═══ EXCERPTED RECORDS

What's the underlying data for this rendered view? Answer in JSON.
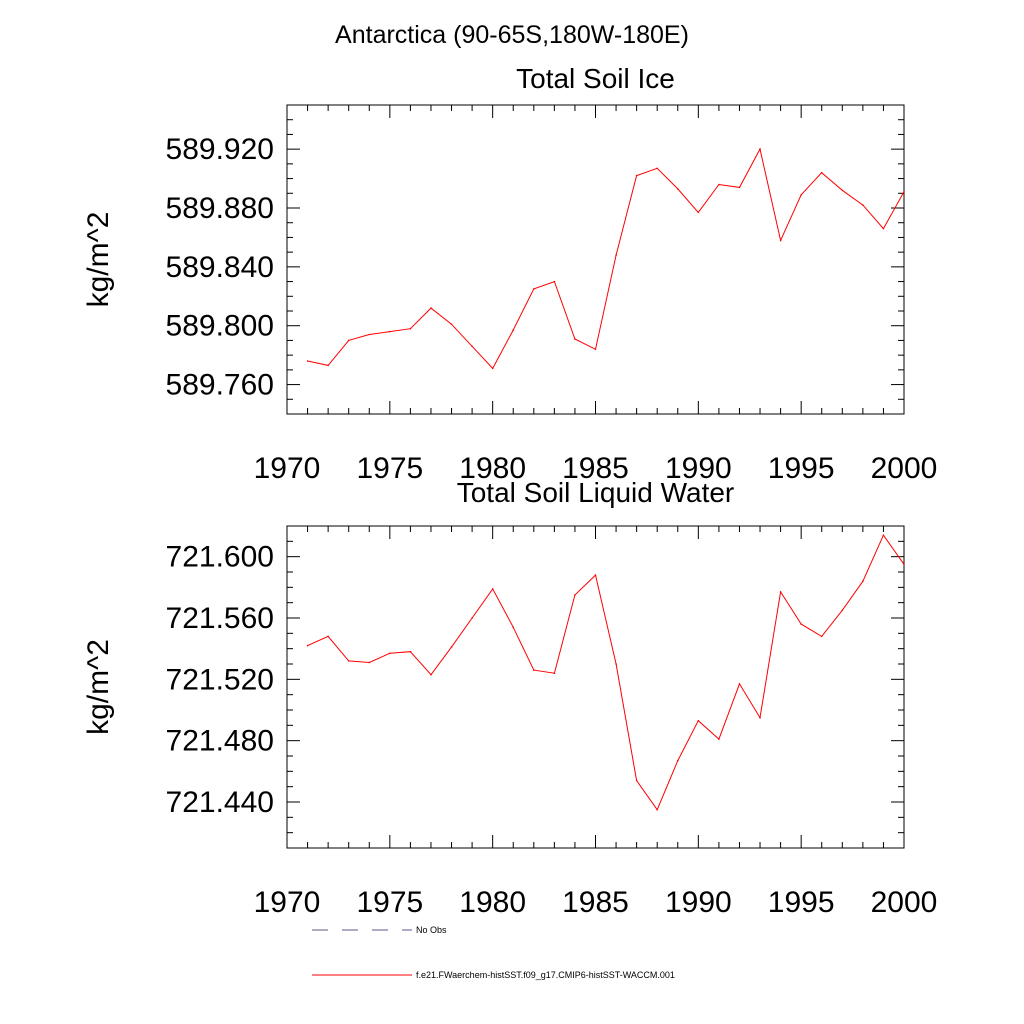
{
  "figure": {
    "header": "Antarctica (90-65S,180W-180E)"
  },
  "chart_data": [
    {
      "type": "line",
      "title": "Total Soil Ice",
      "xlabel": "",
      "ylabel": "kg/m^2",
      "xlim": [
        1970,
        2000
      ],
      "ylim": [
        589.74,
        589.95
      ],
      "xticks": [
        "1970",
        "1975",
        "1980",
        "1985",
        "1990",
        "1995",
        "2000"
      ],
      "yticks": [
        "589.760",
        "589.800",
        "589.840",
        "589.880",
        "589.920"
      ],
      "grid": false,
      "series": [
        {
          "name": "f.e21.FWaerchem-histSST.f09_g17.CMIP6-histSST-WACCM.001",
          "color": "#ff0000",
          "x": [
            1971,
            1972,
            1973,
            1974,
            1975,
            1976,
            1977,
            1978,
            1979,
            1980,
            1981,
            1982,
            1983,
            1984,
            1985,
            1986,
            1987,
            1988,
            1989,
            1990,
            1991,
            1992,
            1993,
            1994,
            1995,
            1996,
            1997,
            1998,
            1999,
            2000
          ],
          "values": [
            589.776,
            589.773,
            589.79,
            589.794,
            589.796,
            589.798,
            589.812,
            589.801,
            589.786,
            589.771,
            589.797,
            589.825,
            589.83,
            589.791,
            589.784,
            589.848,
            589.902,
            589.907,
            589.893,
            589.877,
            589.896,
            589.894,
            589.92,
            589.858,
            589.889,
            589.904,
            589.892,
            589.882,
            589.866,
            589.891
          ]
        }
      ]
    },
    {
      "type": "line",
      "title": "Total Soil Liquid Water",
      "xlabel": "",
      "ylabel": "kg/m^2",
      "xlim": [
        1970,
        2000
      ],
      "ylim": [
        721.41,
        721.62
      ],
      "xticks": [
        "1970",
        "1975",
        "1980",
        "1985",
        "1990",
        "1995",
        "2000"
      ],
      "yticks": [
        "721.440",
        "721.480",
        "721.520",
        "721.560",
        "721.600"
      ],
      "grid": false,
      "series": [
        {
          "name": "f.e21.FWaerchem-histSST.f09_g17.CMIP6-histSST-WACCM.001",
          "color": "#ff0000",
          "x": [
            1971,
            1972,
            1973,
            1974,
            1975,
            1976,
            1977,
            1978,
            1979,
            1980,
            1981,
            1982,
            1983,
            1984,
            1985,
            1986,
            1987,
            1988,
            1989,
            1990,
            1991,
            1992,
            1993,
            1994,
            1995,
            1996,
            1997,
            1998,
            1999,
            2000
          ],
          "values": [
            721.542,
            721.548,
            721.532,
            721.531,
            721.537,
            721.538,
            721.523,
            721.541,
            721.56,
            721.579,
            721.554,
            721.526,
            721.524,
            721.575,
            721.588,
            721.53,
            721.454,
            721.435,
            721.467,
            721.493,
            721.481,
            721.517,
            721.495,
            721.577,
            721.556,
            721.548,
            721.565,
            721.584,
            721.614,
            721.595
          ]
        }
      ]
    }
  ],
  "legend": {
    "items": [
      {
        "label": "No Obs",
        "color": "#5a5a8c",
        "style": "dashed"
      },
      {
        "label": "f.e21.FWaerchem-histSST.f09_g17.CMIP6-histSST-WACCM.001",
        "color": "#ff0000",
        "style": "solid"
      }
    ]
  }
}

══════

Verbatim reproduction of every record is required; images are left out.

> _FINISHED EXERCISE_
What's the underlying data for this rendered view? Answer in JSON.
{
  "figure": {
    "header": "Antarctica (90-65S,180W-180E)"
  },
  "chart_data": [
    {
      "type": "line",
      "title": "Total Soil Ice",
      "xlabel": "",
      "ylabel": "kg/m^2",
      "xlim": [
        1970,
        2000
      ],
      "ylim": [
        589.74,
        589.95
      ],
      "xticks": [
        "1970",
        "1975",
        "1980",
        "1985",
        "1990",
        "1995",
        "2000"
      ],
      "yticks": [
        "589.760",
        "589.800",
        "589.840",
        "589.880",
        "589.920"
      ],
      "grid": false,
      "series": [
        {
          "name": "f.e21.FWaerchem-histSST.f09_g17.CMIP6-histSST-WACCM.001",
          "color": "#ff0000",
          "x": [
            1971,
            1972,
            1973,
            1974,
            1975,
            1976,
            1977,
            1978,
            1979,
            1980,
            1981,
            1982,
            1983,
            1984,
            1985,
            1986,
            1987,
            1988,
            1989,
            1990,
            1991,
            1992,
            1993,
            1994,
            1995,
            1996,
            1997,
            1998,
            1999,
            2000
          ],
          "values": [
            589.776,
            589.773,
            589.79,
            589.794,
            589.796,
            589.798,
            589.812,
            589.801,
            589.786,
            589.771,
            589.797,
            589.825,
            589.83,
            589.791,
            589.784,
            589.848,
            589.902,
            589.907,
            589.893,
            589.877,
            589.896,
            589.894,
            589.92,
            589.858,
            589.889,
            589.904,
            589.892,
            589.882,
            589.866,
            589.891
          ]
        }
      ]
    },
    {
      "type": "line",
      "title": "Total Soil Liquid Water",
      "xlabel": "",
      "ylabel": "kg/m^2",
      "xlim": [
        1970,
        2000
      ],
      "ylim": [
        721.41,
        721.62
      ],
      "xticks": [
        "1970",
        "1975",
        "1980",
        "1985",
        "1990",
        "1995",
        "2000"
      ],
      "yticks": [
        "721.440",
        "721.480",
        "721.520",
        "721.560",
        "721.600"
      ],
      "grid": false,
      "series": [
        {
          "name": "f.e21.FWaerchem-histSST.f09_g17.CMIP6-histSST-WACCM.001",
          "color": "#ff0000",
          "x": [
            1971,
            1972,
            1973,
            1974,
            1975,
            1976,
            1977,
            1978,
            1979,
            1980,
            1981,
            1982,
            1983,
            1984,
            1985,
            1986,
            1987,
            1988,
            1989,
            1990,
            1991,
            1992,
            1993,
            1994,
            1995,
            1996,
            1997,
            1998,
            1999,
            2000
          ],
          "values": [
            721.542,
            721.548,
            721.532,
            721.531,
            721.537,
            721.538,
            721.523,
            721.541,
            721.56,
            721.579,
            721.554,
            721.526,
            721.524,
            721.575,
            721.588,
            721.53,
            721.454,
            721.435,
            721.467,
            721.493,
            721.481,
            721.517,
            721.495,
            721.577,
            721.556,
            721.548,
            721.565,
            721.584,
            721.614,
            721.595
          ]
        }
      ]
    }
  ],
  "legend": {
    "items": [
      {
        "label": "No Obs",
        "color": "#5a5a8c",
        "style": "dashed"
      },
      {
        "label": "f.e21.FWaerchem-histSST.f09_g17.CMIP6-histSST-WACCM.001",
        "color": "#ff0000",
        "style": "solid"
      }
    ]
  }
}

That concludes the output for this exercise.